------ Records for the exercise ------
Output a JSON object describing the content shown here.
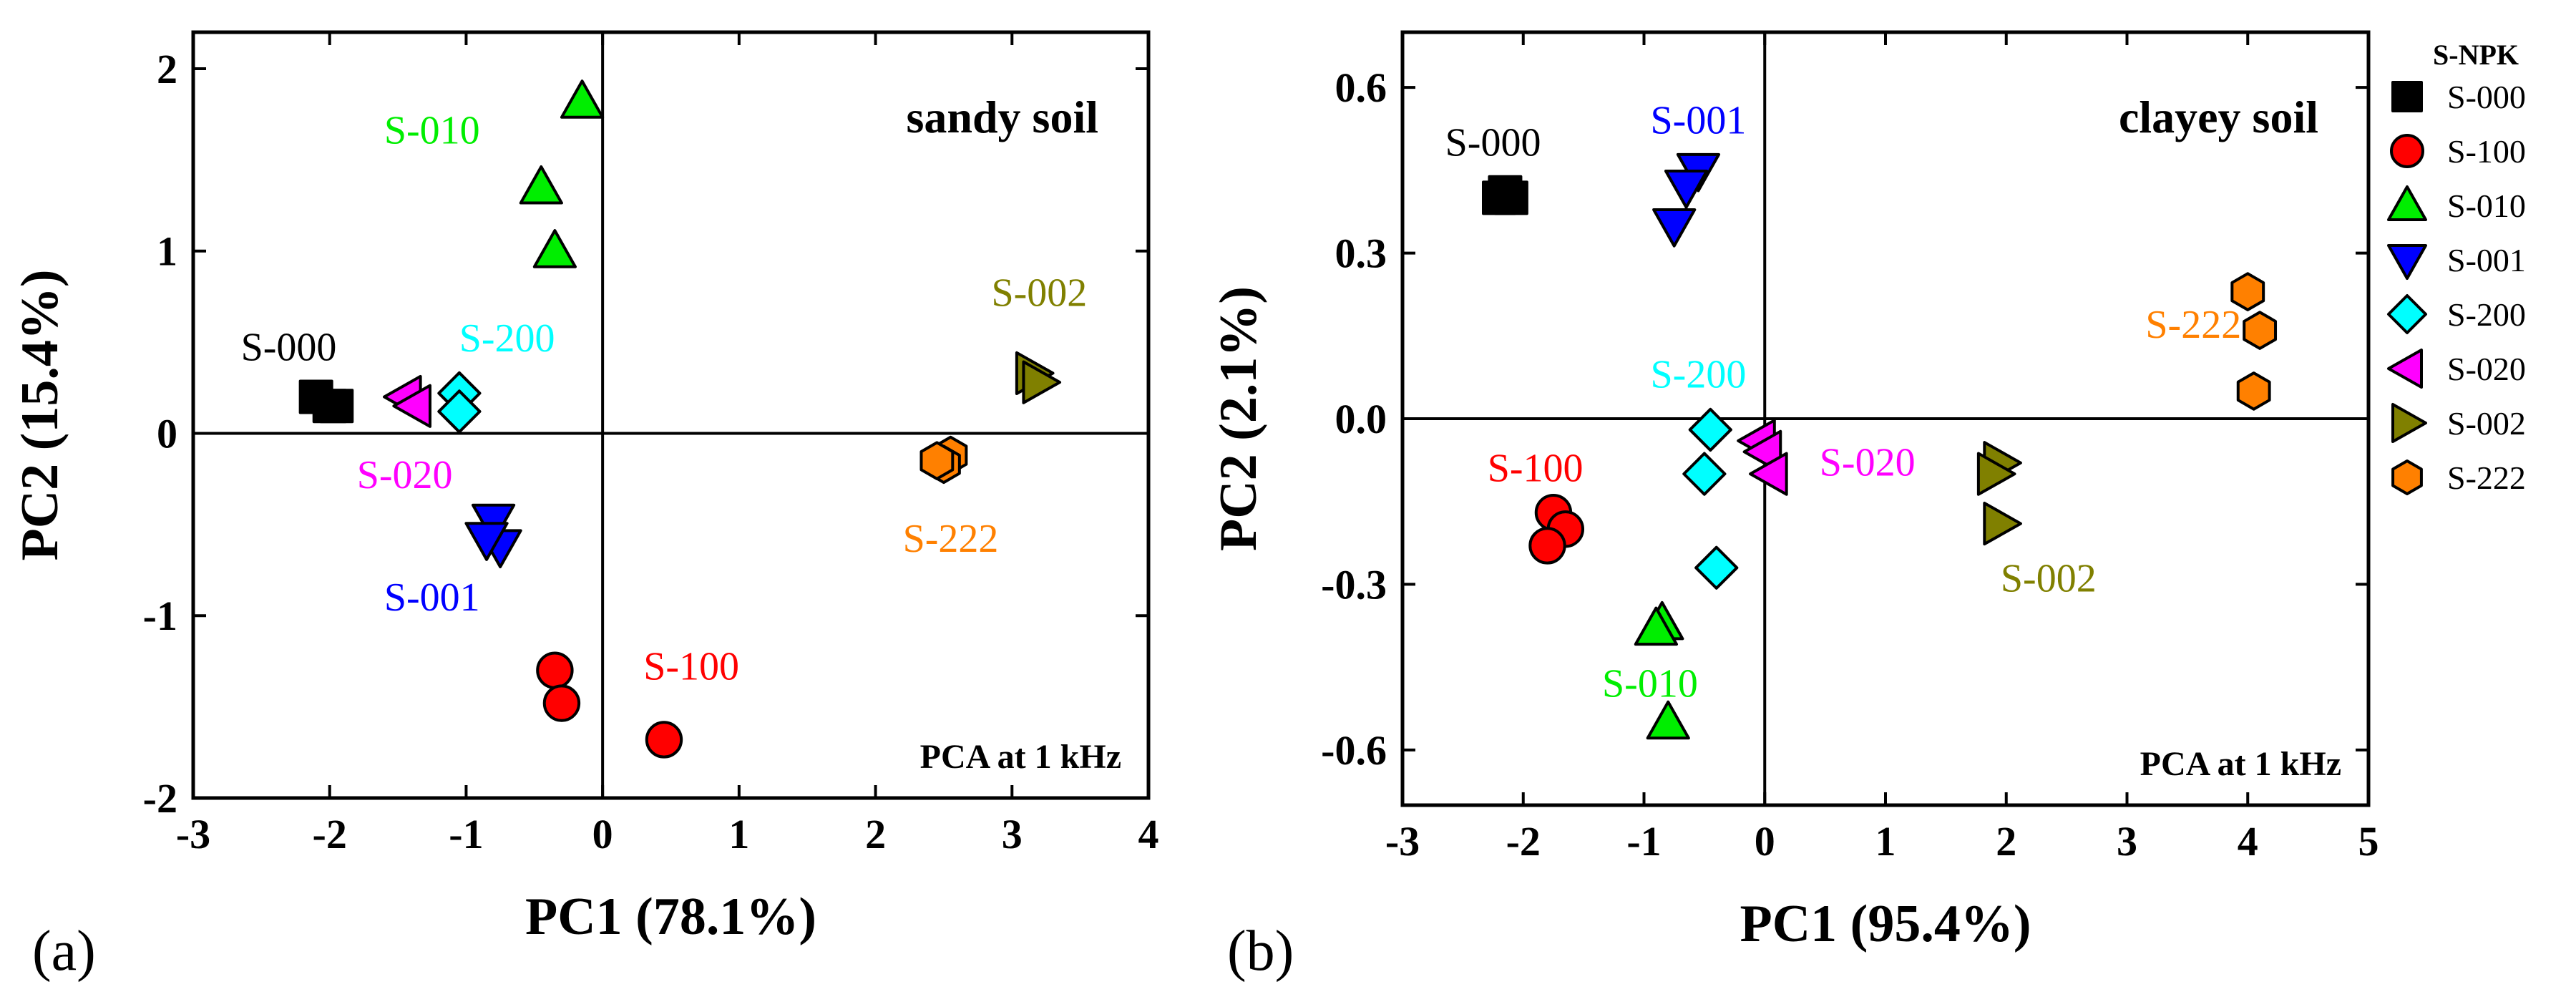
{
  "legend": {
    "title": "S-NPK",
    "entries": [
      {
        "name": "S-000",
        "marker": "square",
        "color": "#000000"
      },
      {
        "name": "S-100",
        "marker": "circle",
        "color": "#ff0000"
      },
      {
        "name": "S-010",
        "marker": "triangle-up",
        "color": "#00ee00"
      },
      {
        "name": "S-001",
        "marker": "triangle-down",
        "color": "#0000ff"
      },
      {
        "name": "S-200",
        "marker": "diamond",
        "color": "#00ffff"
      },
      {
        "name": "S-020",
        "marker": "triangle-left",
        "color": "#ff00ff"
      },
      {
        "name": "S-002",
        "marker": "triangle-right",
        "color": "#808000"
      },
      {
        "name": "S-222",
        "marker": "hexagon",
        "color": "#ff8000"
      }
    ]
  },
  "chart_data": [
    {
      "type": "scatter",
      "panel": "(a)",
      "title": "sandy soil",
      "note": "PCA at 1 kHz",
      "xlabel": "PC1 (78.1%)",
      "ylabel": "PC2 (15.4%)",
      "xlim": [
        -3,
        4
      ],
      "ylim": [
        -2,
        2.2
      ],
      "xticks": [
        -3,
        -2,
        -1,
        0,
        1,
        2,
        3,
        4
      ],
      "yticks": [
        -2,
        -1,
        0,
        1,
        2
      ],
      "series": [
        {
          "name": "S-000",
          "label_pos": [
            -2.3,
            0.47
          ],
          "points": [
            [
              -2.1,
              0.2
            ],
            [
              -2.0,
              0.15
            ],
            [
              -1.95,
              0.15
            ]
          ]
        },
        {
          "name": "S-100",
          "label_pos": [
            0.65,
            -1.28
          ],
          "points": [
            [
              -0.35,
              -1.3
            ],
            [
              -0.3,
              -1.48
            ],
            [
              0.45,
              -1.68
            ]
          ]
        },
        {
          "name": "S-010",
          "label_pos": [
            -1.25,
            1.66
          ],
          "points": [
            [
              -0.15,
              1.82
            ],
            [
              -0.45,
              1.35
            ],
            [
              -0.35,
              1.0
            ]
          ]
        },
        {
          "name": "S-001",
          "label_pos": [
            -1.25,
            -0.9
          ],
          "points": [
            [
              -0.8,
              -0.48
            ],
            [
              -0.75,
              -0.62
            ],
            [
              -0.85,
              -0.58
            ]
          ]
        },
        {
          "name": "S-200",
          "label_pos": [
            -0.7,
            0.52
          ],
          "points": [
            [
              -1.05,
              0.22
            ],
            [
              -1.05,
              0.12
            ]
          ]
        },
        {
          "name": "S-020",
          "label_pos": [
            -1.45,
            -0.23
          ],
          "points": [
            [
              -1.45,
              0.2
            ],
            [
              -1.38,
              0.15
            ]
          ]
        },
        {
          "name": "S-002",
          "label_pos": [
            3.2,
            0.77
          ],
          "points": [
            [
              3.15,
              0.33
            ],
            [
              3.2,
              0.28
            ]
          ]
        },
        {
          "name": "S-222",
          "label_pos": [
            2.55,
            -0.58
          ],
          "points": [
            [
              2.55,
              -0.12
            ],
            [
              2.5,
              -0.17
            ],
            [
              2.45,
              -0.15
            ]
          ]
        }
      ]
    },
    {
      "type": "scatter",
      "panel": "(b)",
      "title": "clayey soil",
      "note": "PCA at 1 kHz",
      "xlabel": "PC1 (95.4%)",
      "ylabel": "PC2 (2.1%)",
      "xlim": [
        -3,
        5
      ],
      "ylim": [
        -0.7,
        0.7
      ],
      "xticks": [
        -3,
        -2,
        -1,
        0,
        1,
        2,
        3,
        4,
        5
      ],
      "yticks": [
        -0.6,
        -0.3,
        0.0,
        0.3,
        0.6
      ],
      "series": [
        {
          "name": "S-000",
          "label_pos": [
            -2.25,
            0.5
          ],
          "points": [
            [
              -2.15,
              0.41
            ],
            [
              -2.1,
              0.4
            ],
            [
              -2.2,
              0.4
            ]
          ]
        },
        {
          "name": "S-100",
          "label_pos": [
            -1.9,
            -0.09
          ],
          "points": [
            [
              -1.75,
              -0.17
            ],
            [
              -1.65,
              -0.2
            ],
            [
              -1.8,
              -0.23
            ]
          ]
        },
        {
          "name": "S-010",
          "label_pos": [
            -0.95,
            -0.48
          ],
          "points": [
            [
              -0.85,
              -0.37
            ],
            [
              -0.9,
              -0.38
            ],
            [
              -0.8,
              -0.55
            ]
          ]
        },
        {
          "name": "S-001",
          "label_pos": [
            -0.55,
            0.54
          ],
          "points": [
            [
              -0.55,
              0.45
            ],
            [
              -0.65,
              0.42
            ],
            [
              -0.75,
              0.35
            ]
          ]
        },
        {
          "name": "S-200",
          "label_pos": [
            -0.55,
            0.08
          ],
          "points": [
            [
              -0.45,
              -0.02
            ],
            [
              -0.5,
              -0.1
            ],
            [
              -0.4,
              -0.27
            ]
          ]
        },
        {
          "name": "S-020",
          "label_pos": [
            0.85,
            -0.08
          ],
          "points": [
            [
              -0.05,
              -0.04
            ],
            [
              0.0,
              -0.06
            ],
            [
              0.05,
              -0.1
            ]
          ]
        },
        {
          "name": "S-002",
          "label_pos": [
            2.35,
            -0.29
          ],
          "points": [
            [
              1.95,
              -0.08
            ],
            [
              1.9,
              -0.1
            ],
            [
              1.95,
              -0.19
            ]
          ]
        },
        {
          "name": "S-222",
          "label_pos": [
            3.55,
            0.17
          ],
          "points": [
            [
              4.0,
              0.23
            ],
            [
              4.1,
              0.16
            ],
            [
              4.05,
              0.05
            ]
          ]
        }
      ]
    }
  ]
}
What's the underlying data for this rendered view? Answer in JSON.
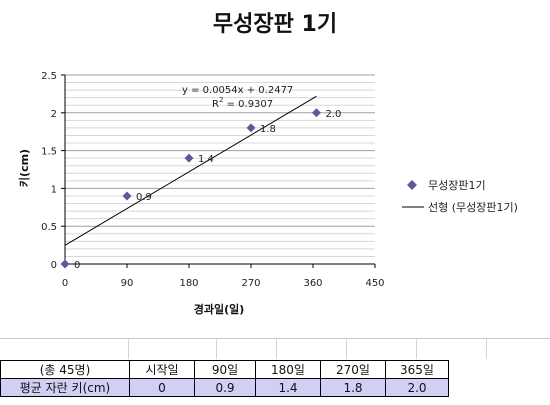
------
Scan the material line by line and report each one that contains "JSON".

#### Written response:
Output a JSON object describing the content shown here.
What's the underlying data for this rendered view? Answer in JSON.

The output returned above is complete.